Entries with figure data
------------
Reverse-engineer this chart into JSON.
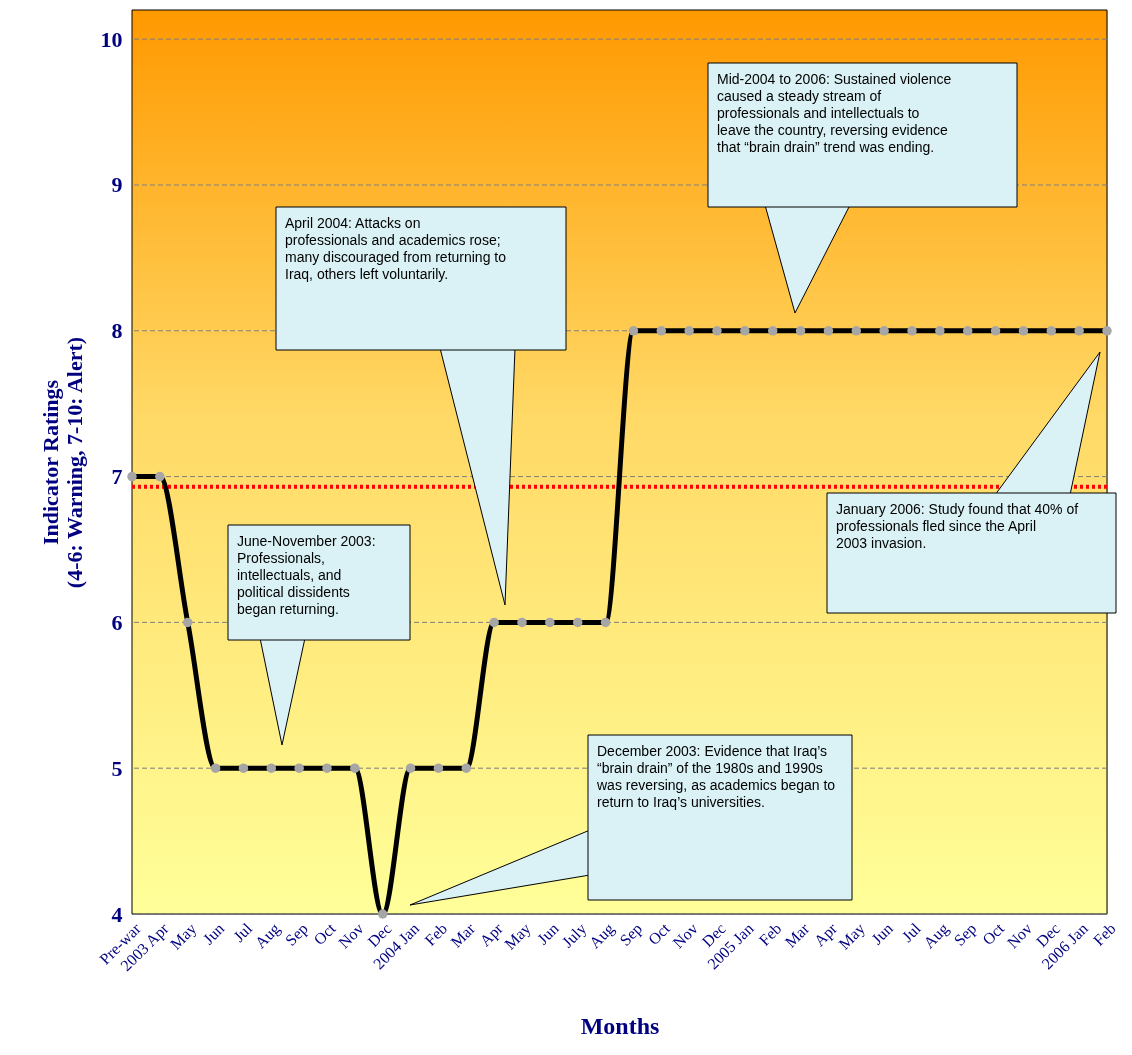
{
  "chart_data": {
    "type": "line",
    "xlabel": "Months",
    "ylabel": "Indicator Ratings\n(4-6: Warning, 7-10: Alert)",
    "categories": [
      "Pre-war",
      "2003 Apr",
      "May",
      "Jun",
      "Jul",
      "Aug",
      "Sep",
      "Oct",
      "Nov",
      "Dec",
      "2004 Jan",
      "Feb",
      "Mar",
      "Apr",
      "May",
      "Jun",
      "July",
      "Aug",
      "Sep",
      "Oct",
      "Nov",
      "Dec",
      "2005 Jan",
      "Feb",
      "Mar",
      "Apr",
      "May",
      "Jun",
      "Jul",
      "Aug",
      "Sep",
      "Oct",
      "Nov",
      "Dec",
      "2006 Jan",
      "Feb"
    ],
    "series": [
      {
        "color": "#000000",
        "values": [
          7,
          7,
          6,
          5,
          5,
          5,
          5,
          5,
          5,
          4,
          5,
          5,
          5,
          6,
          6,
          6,
          6,
          6,
          8,
          8,
          8,
          8,
          8,
          8,
          8,
          8,
          8,
          8,
          8,
          8,
          8,
          8,
          8,
          8,
          8,
          8
        ]
      }
    ],
    "ylim": [
      4,
      10.2
    ],
    "yticks": [
      4,
      5,
      6,
      7,
      8,
      9,
      10
    ],
    "grid": "y",
    "marker": "circle",
    "line_style": "solid",
    "ref_lines": [
      {
        "axis": "y",
        "value": 6.93,
        "color": "#ff0000",
        "line_style": "dotted"
      }
    ],
    "annotations": [
      "June-November 2003: Professionals, intellectuals, and political dissidents began returning.",
      "April 2004: Attacks on professionals and academics rose; many discouraged from returning to Iraq, others left voluntarily.",
      "December 2003: Evidence that Iraq’s “brain drain” of the 1980s and 1990s was reversing, as academics began to return to Iraq’s universities.",
      "Mid-2004 to 2006: Sustained violence caused a steady stream of professionals and intellectuals to leave the country, reversing evidence that “brain drain” trend was ending.",
      "January 2006: Study found that 40% of professionals fled since the April 2003 invasion."
    ]
  }
}
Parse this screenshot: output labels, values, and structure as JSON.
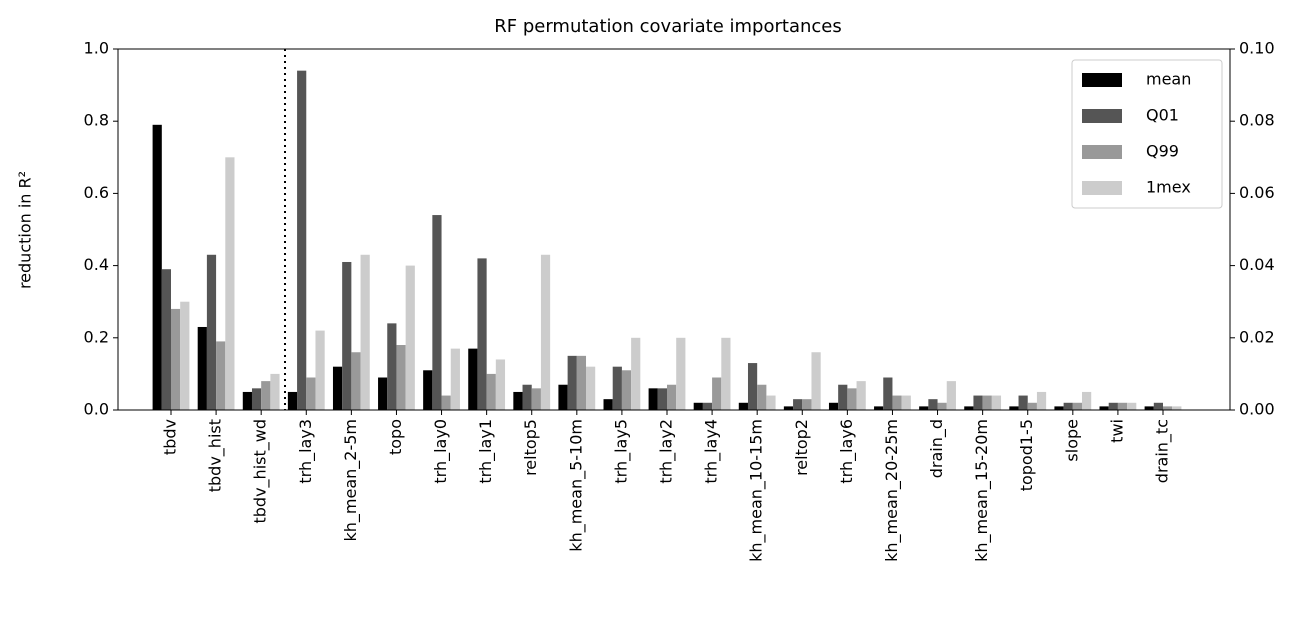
{
  "chart_data": {
    "type": "bar",
    "title": "RF permutation covariate importances",
    "y_label": "reduction in R²",
    "categories": [
      "tbdv",
      "tbdv_hist",
      "tbdv_hist_wd",
      "trh_lay3",
      "kh_mean_2-5m",
      "topo",
      "trh_lay0",
      "trh_lay1",
      "reltop5",
      "kh_mean_5-10m",
      "trh_lay5",
      "trh_lay2",
      "trh_lay4",
      "kh_mean_10-15m",
      "reltop2",
      "trh_lay6",
      "kh_mean_20-25m",
      "drain_d",
      "kh_mean_15-20m",
      "topod1-5",
      "slope",
      "twi",
      "drain_tc"
    ],
    "series": [
      {
        "name": "mean",
        "color": "#000000",
        "values": [
          0.79,
          0.23,
          0.05,
          0.05,
          0.12,
          0.09,
          0.11,
          0.17,
          0.05,
          0.07,
          0.03,
          0.06,
          0.02,
          0.02,
          0.01,
          0.02,
          0.01,
          0.01,
          0.01,
          0.01,
          0.01,
          0.01,
          0.01
        ]
      },
      {
        "name": "Q01",
        "color": "#555555",
        "values": [
          0.39,
          0.43,
          0.06,
          0.94,
          0.41,
          0.24,
          0.54,
          0.42,
          0.07,
          0.15,
          0.12,
          0.06,
          0.02,
          0.13,
          0.03,
          0.07,
          0.09,
          0.03,
          0.04,
          0.04,
          0.02,
          0.02,
          0.02
        ]
      },
      {
        "name": "Q99",
        "color": "#999999",
        "values": [
          0.28,
          0.19,
          0.08,
          0.09,
          0.16,
          0.18,
          0.04,
          0.1,
          0.06,
          0.15,
          0.11,
          0.07,
          0.09,
          0.07,
          0.03,
          0.06,
          0.04,
          0.02,
          0.04,
          0.02,
          0.02,
          0.02,
          0.01
        ]
      },
      {
        "name": "1mex",
        "color": "#cccccc",
        "values": [
          0.3,
          0.7,
          0.1,
          0.22,
          0.43,
          0.4,
          0.17,
          0.14,
          0.43,
          0.12,
          0.2,
          0.2,
          0.2,
          0.04,
          0.16,
          0.08,
          0.04,
          0.08,
          0.04,
          0.05,
          0.05,
          0.02,
          0.01
        ]
      }
    ],
    "ylim": [
      0,
      1.0
    ],
    "yticks": [
      {
        "value": 0,
        "label": "0.0"
      },
      0.2,
      0.4,
      0.6,
      0.8,
      {
        "value": 1.0,
        "label": "1.0"
      }
    ],
    "y2lim": [
      0,
      0.1
    ],
    "y2ticks": [
      {
        "value": 0,
        "label": "0.00"
      },
      {
        "value": 0.02,
        "label": "0.02"
      },
      {
        "value": 0.04,
        "label": "0.04"
      },
      {
        "value": 0.06,
        "label": "0.06"
      },
      {
        "value": 0.08,
        "label": "0.08"
      },
      {
        "value": 0.1,
        "label": "0.10"
      }
    ],
    "legend": "upper right"
  }
}
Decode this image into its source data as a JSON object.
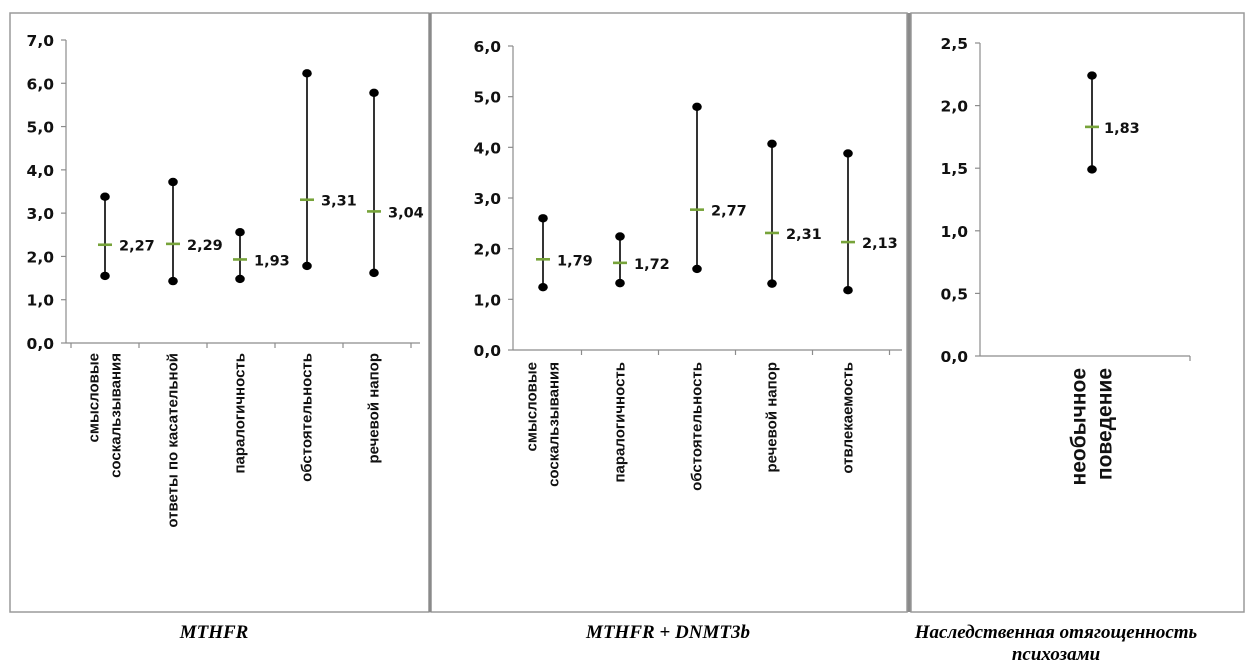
{
  "chart_data": [
    {
      "type": "range",
      "caption": "MTHFR",
      "ylim": [
        0,
        7
      ],
      "yticks": [
        "0,0",
        "1,0",
        "2,0",
        "3,0",
        "4,0",
        "5,0",
        "6,0",
        "7,0"
      ],
      "categories": [
        "смысловые соскальзывания",
        "ответы по касательной",
        "паралогичность",
        "обстоятельность",
        "речевой напор"
      ],
      "low": [
        1.55,
        1.43,
        1.48,
        1.78,
        1.62
      ],
      "high": [
        3.38,
        3.72,
        2.56,
        6.23,
        5.78
      ],
      "mean": [
        2.27,
        2.29,
        1.93,
        3.31,
        3.04
      ],
      "mean_labels": [
        "2,27",
        "2,29",
        "1,93",
        "3,31",
        "3,04"
      ],
      "mean_color": "#77a33a"
    },
    {
      "type": "range",
      "caption": "MTHFR + DNMT3b",
      "ylim": [
        0,
        6
      ],
      "yticks": [
        "0,0",
        "1,0",
        "2,0",
        "3,0",
        "4,0",
        "5,0",
        "6,0"
      ],
      "categories": [
        "смысловые соскальзывания",
        "паралогичность",
        "обстоятельность",
        "речевой напор",
        "отвлекаемость"
      ],
      "low": [
        1.24,
        1.32,
        1.6,
        1.31,
        1.18
      ],
      "high": [
        2.6,
        2.24,
        4.8,
        4.07,
        3.88
      ],
      "mean": [
        1.79,
        1.72,
        2.77,
        2.31,
        2.13
      ],
      "mean_labels": [
        "1,79",
        "1,72",
        "2,77",
        "2,31",
        "2,13"
      ],
      "mean_color": "#77a33a"
    },
    {
      "type": "range",
      "caption": "Наследственная отягощенность психозами",
      "ylim": [
        0,
        2.5
      ],
      "yticks": [
        "0,0",
        "0,5",
        "1,0",
        "1,5",
        "2,0",
        "2,5"
      ],
      "categories": [
        "необычное поведение"
      ],
      "low": [
        1.49
      ],
      "high": [
        2.24
      ],
      "mean": [
        1.83
      ],
      "mean_labels": [
        "1,83"
      ],
      "mean_color": "#77a33a"
    }
  ]
}
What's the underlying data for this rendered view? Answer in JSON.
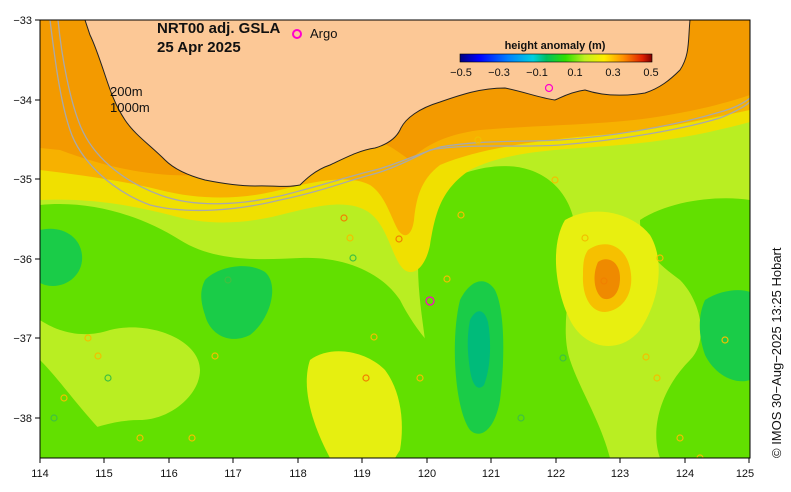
{
  "title_line1": "NRT00 adj. GSLA",
  "title_line2": "25 Apr 2025",
  "legend": {
    "marker_label": "Argo",
    "marker_color": "#ff00cc"
  },
  "isobaths": {
    "label_200": "200m",
    "label_1000": "1000m",
    "color": "#a9a9a9"
  },
  "colorbar": {
    "title": "height anomaly (m)",
    "ticks": [
      "−0.5",
      "−0.3",
      "−0.1",
      "0.1",
      "0.3",
      "0.5"
    ],
    "colors": [
      "#00007f",
      "#0000ff",
      "#0080ff",
      "#00d0e0",
      "#00c060",
      "#30e000",
      "#c0f020",
      "#ffee00",
      "#ffa000",
      "#ff5000",
      "#c00000",
      "#7f0000"
    ]
  },
  "axes": {
    "lon_ticks": [
      "114",
      "115",
      "116",
      "117",
      "118",
      "119",
      "120",
      "121",
      "122",
      "123",
      "124",
      "125"
    ],
    "lat_ticks": [
      "−33",
      "−34",
      "−35",
      "−36",
      "−37",
      "−38"
    ]
  },
  "credit": "© IMOS 30−Aug−2025 13:25 Hobart",
  "colors": {
    "land": "#fcc896"
  }
}
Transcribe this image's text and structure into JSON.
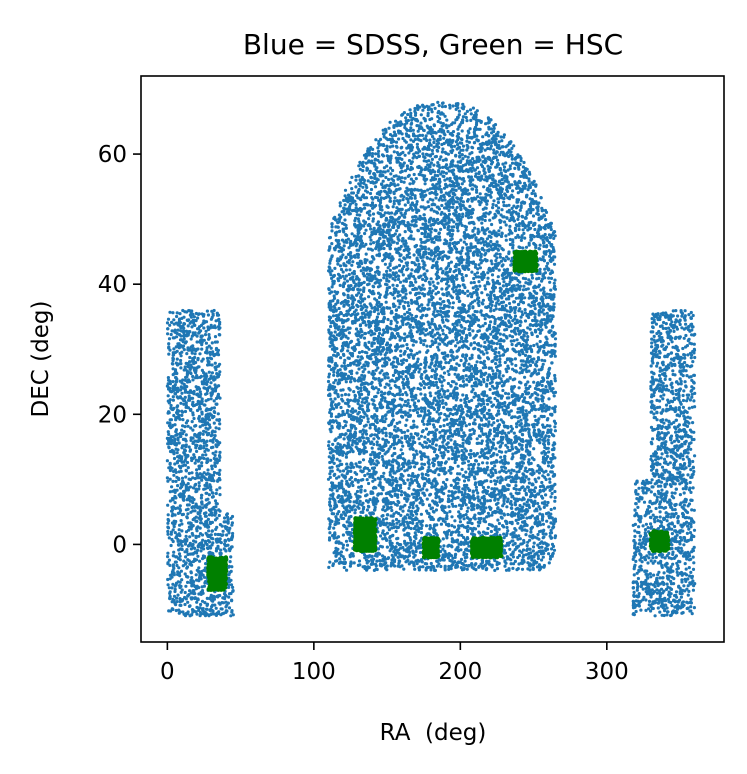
{
  "chart_data": {
    "type": "scatter",
    "title": "Blue = SDSS, Green = HSC",
    "xlabel": "RA  (deg)",
    "ylabel": "DEC (deg)",
    "xlim": [
      -18,
      380
    ],
    "ylim": [
      -15,
      72
    ],
    "xticks": [
      0,
      100,
      200,
      300
    ],
    "yticks": [
      0,
      20,
      40,
      60
    ],
    "grid": false,
    "legend": "none",
    "series": [
      {
        "color": "#1f77b4",
        "regions": [
          {
            "ra": [
              0,
              45
            ],
            "dec": [
              -11,
              36
            ]
          },
          {
            "ra": [
              110,
              265
            ],
            "dec": [
              -4,
              68
            ]
          },
          {
            "ra": [
              318,
              360
            ],
            "dec": [
              -11,
              36
            ]
          }
        ]
      },
      {
        "color": "#008000",
        "fields": [
          {
            "ra": [
              28,
              40
            ],
            "dec": [
              -7,
              -2
            ]
          },
          {
            "ra": [
              128,
              142
            ],
            "dec": [
              -1,
              4
            ]
          },
          {
            "ra": [
              175,
              185
            ],
            "dec": [
              -2,
              1
            ]
          },
          {
            "ra": [
              208,
              228
            ],
            "dec": [
              -2,
              1
            ]
          },
          {
            "ra": [
              237,
              252
            ],
            "dec": [
              42,
              45
            ]
          },
          {
            "ra": [
              330,
              342
            ],
            "dec": [
              -1,
              2
            ]
          }
        ]
      }
    ]
  }
}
------------
Task prompt: Show all lines from the data above in which the word "MTHFR" appears.

Response:
      "caption": "MTHFR",
      "caption": "MTHFR + DNMT3b",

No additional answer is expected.